DIRECTIONS FOR THIS TASK:
Reproduce the data below line for line, with no changes, but leave out the pictures.
BEGIN RECORDS FOR PROCESSING
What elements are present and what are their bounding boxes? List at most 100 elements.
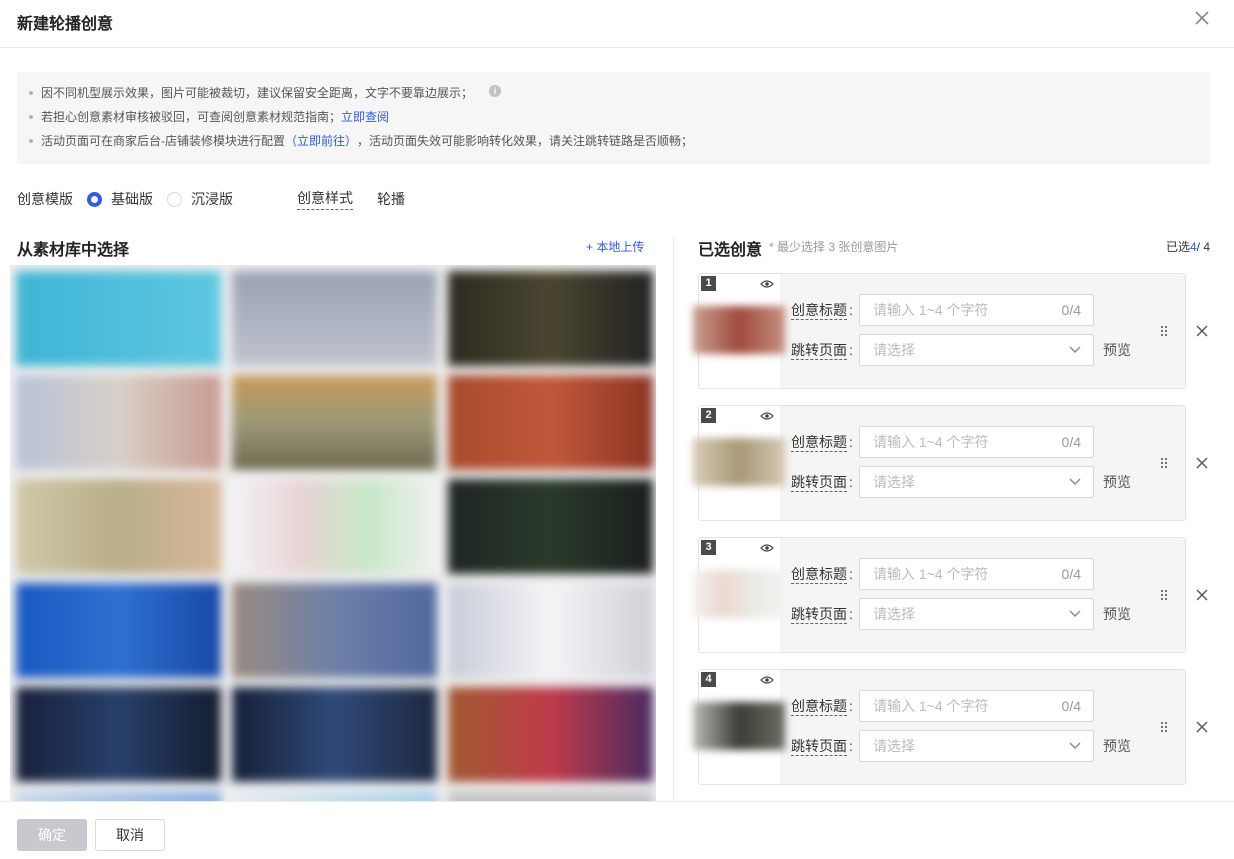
- jump-page-select[interactable]: 请选择: [859, 730, 1094, 762]
- select-placeholder: 请选择: [873, 474, 915, 490]
- cancel-button[interactable]: 取消: [95, 819, 165, 851]
- creative-title-input[interactable]: 请输入 1~4 个字符 0/4: [859, 294, 1094, 326]
- selected-count: 已选4/ 4: [1166, 238, 1210, 255]
- selected-title: 已选创意: [698, 242, 763, 259]
- preview-link[interactable]: 预览: [1103, 605, 1131, 623]
- jump-page-select[interactable]: 请选择: [859, 334, 1094, 366]
- confirm-button[interactable]: 确定: [17, 819, 87, 851]
- creative-title-input[interactable]: 请输入 1~4 个字符 0/4: [859, 558, 1094, 590]
- title-placeholder: 请输入 1~4 个字符: [873, 566, 989, 582]
- material-thumb[interactable]: [232, 583, 437, 678]
- material-thumb[interactable]: [448, 791, 653, 801]
- material-thumb[interactable]: [16, 791, 221, 801]
- material-thumb[interactable]: [232, 375, 437, 470]
- eye-icon[interactable]: [760, 543, 774, 553]
- remove-icon[interactable]: [1196, 457, 1208, 469]
- title-char-count: 0/4: [1061, 566, 1081, 582]
- jump-field-label: 跳转页面: [791, 738, 847, 756]
- jump-page-select[interactable]: 请选择: [859, 598, 1094, 630]
- jump-field-colon: :: [849, 474, 853, 490]
- material-thumb[interactable]: [16, 271, 221, 366]
- jump-page-select[interactable]: 请选择: [859, 466, 1094, 498]
- material-thumb[interactable]: [448, 271, 653, 366]
- title-field-colon: :: [849, 698, 853, 714]
- creative-title-input[interactable]: 请输入 1~4 个字符 0/4: [859, 426, 1094, 458]
- radio-checked-indicator[interactable]: [87, 191, 102, 207]
- eye-icon[interactable]: [760, 279, 774, 289]
- material-thumb[interactable]: [16, 583, 221, 678]
- title-char-count: 0/4: [1061, 434, 1081, 450]
- title-field-colon: :: [849, 434, 853, 450]
- radio-immersive[interactable]: 沉浸版: [167, 189, 233, 209]
- remove-icon[interactable]: [1196, 325, 1208, 337]
- title-field-label: 创意标题: [791, 302, 847, 320]
- count-current: 4: [1189, 240, 1197, 254]
- select-placeholder: 请选择: [873, 606, 915, 622]
- creative-title-input[interactable]: 请输入 1~4 个字符 0/4: [859, 690, 1094, 722]
- card-index: 1: [701, 276, 716, 291]
- remove-icon[interactable]: [1196, 721, 1208, 733]
- drag-handle-icon[interactable]: [1159, 325, 1169, 337]
- close-icon[interactable]: [1192, 8, 1212, 28]
- material-thumb[interactable]: [448, 583, 653, 678]
- title-field-colon: :: [849, 566, 853, 582]
- material-thumb[interactable]: [448, 687, 653, 782]
- creative-image-box: 1: [693, 274, 785, 388]
- drag-handle-icon[interactable]: [1159, 721, 1169, 733]
- eye-icon[interactable]: [760, 411, 774, 421]
- dialog-header: 新建轮播创意: [0, 0, 1234, 48]
- radio-unchecked-indicator[interactable]: [167, 191, 182, 207]
- selected-creative-card: 3 创意标题 : 请输入 1~4 个字符 0/4 跳转页面 : 请选择 预览: [693, 537, 1186, 653]
- material-grid[interactable]: [10, 265, 656, 801]
- creative-image: [693, 438, 785, 486]
- preview-link[interactable]: 预览: [1103, 473, 1131, 491]
- notice-box: 因不同机型展示效果，图片可能被裁切，建议保留安全距离，文字不要靠边展示； i 若…: [17, 72, 1210, 164]
- info-icon[interactable]: i: [489, 85, 502, 97]
- radio-basic[interactable]: 基础版: [87, 189, 153, 209]
- selected-subtitle: * 最少选择 3 张创意图片: [769, 240, 899, 254]
- preview-link[interactable]: 预览: [1103, 737, 1131, 755]
- select-placeholder: 请选择: [873, 342, 915, 358]
- bullet-dot: [29, 91, 33, 95]
- bullet-dot: [29, 115, 33, 119]
- go-now-link[interactable]: （立即前往）: [285, 133, 357, 149]
- material-thumb[interactable]: [232, 479, 437, 574]
- chevron-down-icon: [1069, 478, 1081, 485]
- local-upload-link[interactable]: + 本地上传: [586, 238, 644, 255]
- dialog-title: 新建轮播创意: [17, 16, 114, 33]
- title-char-count: 0/4: [1061, 698, 1081, 714]
- template-row: 创意模版 基础版 沉浸版 创意样式 轮播: [17, 189, 405, 210]
- creative-image: [693, 702, 785, 750]
- material-thumb[interactable]: [232, 791, 437, 801]
- title-placeholder: 请输入 1~4 个字符: [873, 698, 989, 714]
- material-thumb[interactable]: [232, 271, 437, 366]
- material-thumb[interactable]: [16, 687, 221, 782]
- notice-text-1: 因不同机型展示效果，图片可能被裁切，建议保留安全距离，文字不要靠边展示；: [41, 86, 474, 100]
- remove-icon[interactable]: [1196, 589, 1208, 601]
- material-thumb[interactable]: [448, 479, 653, 574]
- title-field-label: 创意标题: [791, 698, 847, 716]
- notice-line-2: 若担心创意素材审核被驳回，可查阅创意素材规范指南； 立即查阅: [29, 109, 1210, 133]
- creative-style-value: 轮播: [377, 191, 405, 207]
- selected-creative-card: 4 创意标题 : 请输入 1~4 个字符 0/4 跳转页面 : 请选择 预览: [693, 669, 1186, 785]
- card-index: 3: [701, 540, 716, 555]
- drag-handle-icon[interactable]: [1159, 457, 1169, 469]
- title-field-label: 创意标题: [791, 566, 847, 584]
- guide-link[interactable]: 立即查阅: [341, 109, 389, 125]
- selected-creative-card: 2 创意标题 : 请输入 1~4 个字符 0/4 跳转页面 : 请选择 预览: [693, 405, 1186, 521]
- material-thumb[interactable]: [448, 375, 653, 470]
- preview-link[interactable]: 预览: [1103, 341, 1131, 359]
- material-thumb[interactable]: [232, 687, 437, 782]
- eye-icon[interactable]: [760, 675, 774, 685]
- creative-image-box: 2: [693, 406, 785, 520]
- creative-image: [693, 570, 785, 618]
- library-title: 从素材库中选择: [17, 242, 130, 259]
- material-thumb[interactable]: [16, 375, 221, 470]
- dialog-footer: 确定 取消: [0, 801, 1234, 859]
- notice-text-2: 若担心创意素材审核被驳回，可查阅创意素材规范指南；: [41, 110, 342, 124]
- title-field-label: 创意标题: [791, 434, 847, 452]
- count-total: / 4: [1196, 240, 1210, 254]
- material-thumb[interactable]: [16, 479, 221, 574]
- select-placeholder: 请选择: [873, 738, 915, 754]
- drag-handle-icon[interactable]: [1159, 589, 1169, 601]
END RECORDS FOR PROCESSING
SOLUTION TO THIS PROBLEM:
What elements are present and what are their bounding boxes? List at most 100 elements.
- jump-page-select[interactable]: 请选择: [859, 730, 1094, 762]
- select-placeholder: 请选择: [873, 474, 915, 490]
- cancel-button[interactable]: 取消: [95, 819, 165, 851]
- creative-title-input[interactable]: 请输入 1~4 个字符 0/4: [859, 294, 1094, 326]
- selected-count: 已选4/ 4: [1166, 238, 1210, 255]
- selected-title: 已选创意: [698, 242, 763, 259]
- preview-link[interactable]: 预览: [1103, 605, 1131, 623]
- jump-page-select[interactable]: 请选择: [859, 334, 1094, 366]
- confirm-button[interactable]: 确定: [17, 819, 87, 851]
- creative-title-input[interactable]: 请输入 1~4 个字符 0/4: [859, 558, 1094, 590]
- title-placeholder: 请输入 1~4 个字符: [873, 566, 989, 582]
- material-thumb[interactable]: [232, 583, 437, 678]
- material-thumb[interactable]: [448, 791, 653, 801]
- material-thumb[interactable]: [16, 791, 221, 801]
- material-thumb[interactable]: [232, 375, 437, 470]
- eye-icon[interactable]: [760, 543, 774, 553]
- remove-icon[interactable]: [1196, 457, 1208, 469]
- title-char-count: 0/4: [1061, 566, 1081, 582]
- jump-field-label: 跳转页面: [791, 738, 847, 756]
- jump-page-select[interactable]: 请选择: [859, 598, 1094, 630]
- jump-field-colon: :: [849, 474, 853, 490]
- material-thumb[interactable]: [16, 271, 221, 366]
- jump-page-select[interactable]: 请选择: [859, 466, 1094, 498]
- material-thumb[interactable]: [448, 271, 653, 366]
- title-field-colon: :: [849, 698, 853, 714]
- creative-title-input[interactable]: 请输入 1~4 个字符 0/4: [859, 426, 1094, 458]
- radio-checked-indicator[interactable]: [87, 191, 102, 207]
- eye-icon[interactable]: [760, 279, 774, 289]
- material-thumb[interactable]: [16, 583, 221, 678]
- title-char-count: 0/4: [1061, 434, 1081, 450]
- title-field-colon: :: [849, 434, 853, 450]
- radio-immersive[interactable]: 沉浸版: [167, 189, 233, 209]
- remove-icon[interactable]: [1196, 325, 1208, 337]
- title-field-label: 创意标题: [791, 302, 847, 320]
- count-current: 4: [1189, 240, 1197, 254]
- select-placeholder: 请选择: [873, 606, 915, 622]
- creative-title-input[interactable]: 请输入 1~4 个字符 0/4: [859, 690, 1094, 722]
- card-index: 1: [701, 276, 716, 291]
- remove-icon[interactable]: [1196, 721, 1208, 733]
- drag-handle-icon[interactable]: [1159, 325, 1169, 337]
- close-icon[interactable]: [1192, 8, 1212, 28]
- material-thumb[interactable]: [448, 583, 653, 678]
- title-field-colon: :: [849, 566, 853, 582]
- material-thumb[interactable]: [448, 687, 653, 782]
- creative-image-box: 1: [693, 274, 785, 388]
- drag-handle-icon[interactable]: [1159, 721, 1169, 733]
- eye-icon[interactable]: [760, 411, 774, 421]
- dialog-header: 新建轮播创意: [0, 0, 1234, 48]
- radio-unchecked-indicator[interactable]: [167, 191, 182, 207]
- selected-creative-card: 3 创意标题 : 请输入 1~4 个字符 0/4 跳转页面 : 请选择 预览: [693, 537, 1186, 653]
- material-grid[interactable]: [10, 265, 656, 801]
- creative-image: [693, 438, 785, 486]
- preview-link[interactable]: 预览: [1103, 473, 1131, 491]
- notice-box: 因不同机型展示效果，图片可能被裁切，建议保留安全距离，文字不要靠边展示； i 若…: [17, 72, 1210, 164]
- info-icon[interactable]: i: [489, 85, 502, 97]
- radio-basic[interactable]: 基础版: [87, 189, 153, 209]
- selected-subtitle: * 最少选择 3 张创意图片: [769, 240, 899, 254]
- preview-link[interactable]: 预览: [1103, 737, 1131, 755]
- select-placeholder: 请选择: [873, 342, 915, 358]
- bullet-dot: [29, 91, 33, 95]
- bullet-dot: [29, 115, 33, 119]
- go-now-link[interactable]: （立即前往）: [285, 133, 357, 149]
- material-thumb[interactable]: [232, 479, 437, 574]
- chevron-down-icon: [1069, 478, 1081, 485]
- local-upload-link[interactable]: + 本地上传: [586, 238, 644, 255]
- dialog-title: 新建轮播创意: [17, 16, 114, 33]
- title-char-count: 0/4: [1061, 698, 1081, 714]
- template-row: 创意模版 基础版 沉浸版 创意样式 轮播: [17, 189, 405, 210]
- creative-image: [693, 702, 785, 750]
- material-thumb[interactable]: [232, 791, 437, 801]
- title-placeholder: 请输入 1~4 个字符: [873, 698, 989, 714]
- material-thumb[interactable]: [232, 271, 437, 366]
- material-thumb[interactable]: [16, 687, 221, 782]
- notice-text-1: 因不同机型展示效果，图片可能被裁切，建议保留安全距离，文字不要靠边展示；: [41, 86, 474, 100]
- remove-icon[interactable]: [1196, 589, 1208, 601]
- material-thumb[interactable]: [448, 479, 653, 574]
- title-field-label: 创意标题: [791, 698, 847, 716]
- notice-line-2: 若担心创意素材审核被驳回，可查阅创意素材规范指南； 立即查阅: [29, 109, 1210, 133]
- creative-style-value: 轮播: [377, 191, 405, 207]
- selected-creative-card: 4 创意标题 : 请输入 1~4 个字符 0/4 跳转页面 : 请选择 预览: [693, 669, 1186, 785]
- card-index: 3: [701, 540, 716, 555]
- drag-handle-icon[interactable]: [1159, 457, 1169, 469]
- title-field-label: 创意标题: [791, 566, 847, 584]
- guide-link[interactable]: 立即查阅: [341, 109, 389, 125]
- selected-creative-card: 2 创意标题 : 请输入 1~4 个字符 0/4 跳转页面 : 请选择 预览: [693, 405, 1186, 521]
- material-thumb[interactable]: [448, 375, 653, 470]
- preview-link[interactable]: 预览: [1103, 341, 1131, 359]
- material-thumb[interactable]: [232, 687, 437, 782]
- eye-icon[interactable]: [760, 675, 774, 685]
- creative-image-box: 2: [693, 406, 785, 520]
- creative-image: [693, 570, 785, 618]
- library-title: 从素材库中选择: [17, 242, 130, 259]
- material-thumb[interactable]: [16, 375, 221, 470]
- dialog-footer: 确定 取消: [0, 801, 1234, 859]
- notice-text-2: 若担心创意素材审核被驳回，可查阅创意素材规范指南；: [41, 110, 342, 124]
- title-field-label: 创意标题: [791, 434, 847, 452]
- count-total: / 4: [1196, 240, 1210, 254]
- material-thumb[interactable]: [16, 479, 221, 574]
- select-placeholder: 请选择: [873, 738, 915, 754]
- drag-handle-icon[interactable]: [1159, 589, 1169, 601]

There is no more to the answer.